**DATA FOR PROCESSING**
════

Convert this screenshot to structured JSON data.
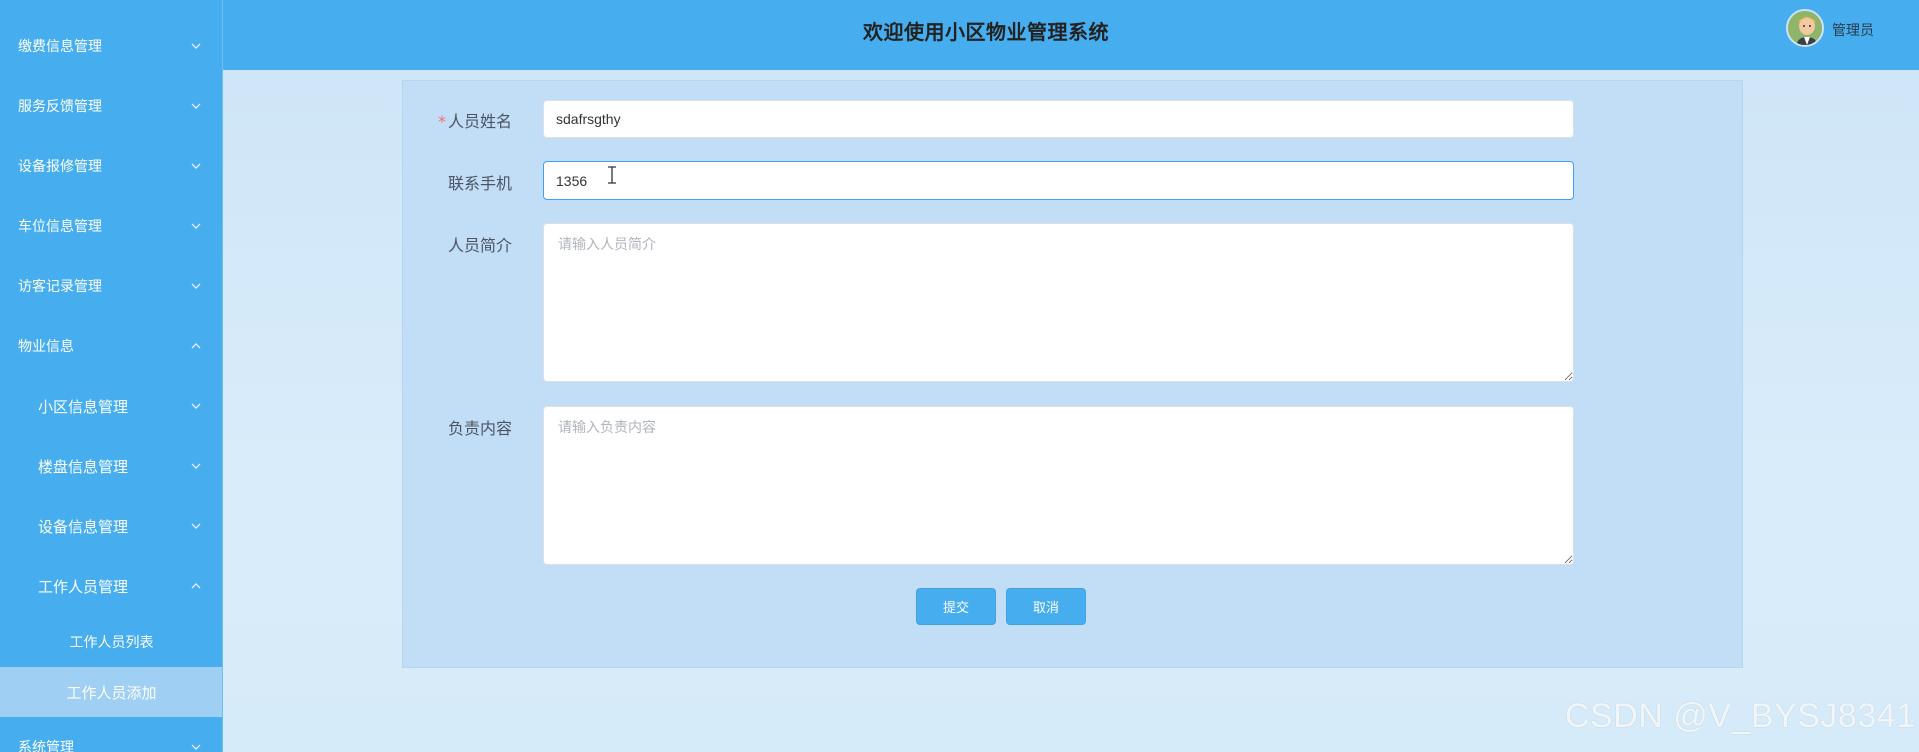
{
  "sidebar": {
    "items": [
      {
        "label": "缴费信息管理",
        "expanded": false
      },
      {
        "label": "服务反馈管理",
        "expanded": false
      },
      {
        "label": "设备报修管理",
        "expanded": false
      },
      {
        "label": "车位信息管理",
        "expanded": false
      },
      {
        "label": "访客记录管理",
        "expanded": false
      },
      {
        "label": "物业信息",
        "expanded": true
      },
      {
        "label": "小区信息管理",
        "expanded": false
      },
      {
        "label": "楼盘信息管理",
        "expanded": false
      },
      {
        "label": "设备信息管理",
        "expanded": false
      },
      {
        "label": "工作人员管理",
        "expanded": true
      },
      {
        "label": "系统管理",
        "expanded": false
      }
    ],
    "leaves": [
      {
        "label": "工作人员列表",
        "active": false
      },
      {
        "label": "工作人员添加",
        "active": true
      }
    ]
  },
  "header": {
    "title": "欢迎使用小区物业管理系统",
    "user_name": "管理员"
  },
  "form": {
    "name_label": "人员姓名",
    "name_required_mark": "*",
    "name_value": "sdafrsgthy",
    "phone_label": "联系手机",
    "phone_value": "1356",
    "intro_label": "人员简介",
    "intro_placeholder": "请输入人员简介",
    "duty_label": "负责内容",
    "duty_placeholder": "请输入负责内容",
    "submit_label": "提交",
    "cancel_label": "取消"
  },
  "watermark": "CSDN @V_BYSJ8341",
  "colors": {
    "sidebar_bg": "#46aeee",
    "header_bg": "#46aeee",
    "active_leaf_bg": "#9fcff3",
    "button_bg": "#46aeee",
    "required": "#f56c6c",
    "focus_border": "#409eff"
  },
  "icons": {
    "chevron_down": "chevron-down-icon",
    "chevron_up": "chevron-up-icon",
    "avatar": "avatar",
    "text_cursor": "text-cursor-icon"
  }
}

════

Quote the material word for word, dropping any images it holds.

Convert this screenshot to structured JSON data.
{
  "sidebar": {
    "items": [
      {
        "label": "缴费信息管理",
        "expanded": false
      },
      {
        "label": "服务反馈管理",
        "expanded": false
      },
      {
        "label": "设备报修管理",
        "expanded": false
      },
      {
        "label": "车位信息管理",
        "expanded": false
      },
      {
        "label": "访客记录管理",
        "expanded": false
      },
      {
        "label": "物业信息",
        "expanded": true
      },
      {
        "label": "小区信息管理",
        "expanded": false
      },
      {
        "label": "楼盘信息管理",
        "expanded": false
      },
      {
        "label": "设备信息管理",
        "expanded": false
      },
      {
        "label": "工作人员管理",
        "expanded": true
      },
      {
        "label": "系统管理",
        "expanded": false
      }
    ],
    "leaves": [
      {
        "label": "工作人员列表",
        "active": false
      },
      {
        "label": "工作人员添加",
        "active": true
      }
    ]
  },
  "header": {
    "title": "欢迎使用小区物业管理系统",
    "user_name": "管理员"
  },
  "form": {
    "name_label": "人员姓名",
    "name_required_mark": "*",
    "name_value": "sdafrsgthy",
    "phone_label": "联系手机",
    "phone_value": "1356",
    "intro_label": "人员简介",
    "intro_placeholder": "请输入人员简介",
    "duty_label": "负责内容",
    "duty_placeholder": "请输入负责内容",
    "submit_label": "提交",
    "cancel_label": "取消"
  },
  "watermark": "CSDN @V_BYSJ8341",
  "colors": {
    "sidebar_bg": "#46aeee",
    "header_bg": "#46aeee",
    "active_leaf_bg": "#9fcff3",
    "button_bg": "#46aeee",
    "required": "#f56c6c",
    "focus_border": "#409eff"
  },
  "icons": {
    "chevron_down": "chevron-down-icon",
    "chevron_up": "chevron-up-icon",
    "avatar": "avatar",
    "text_cursor": "text-cursor-icon"
  }
}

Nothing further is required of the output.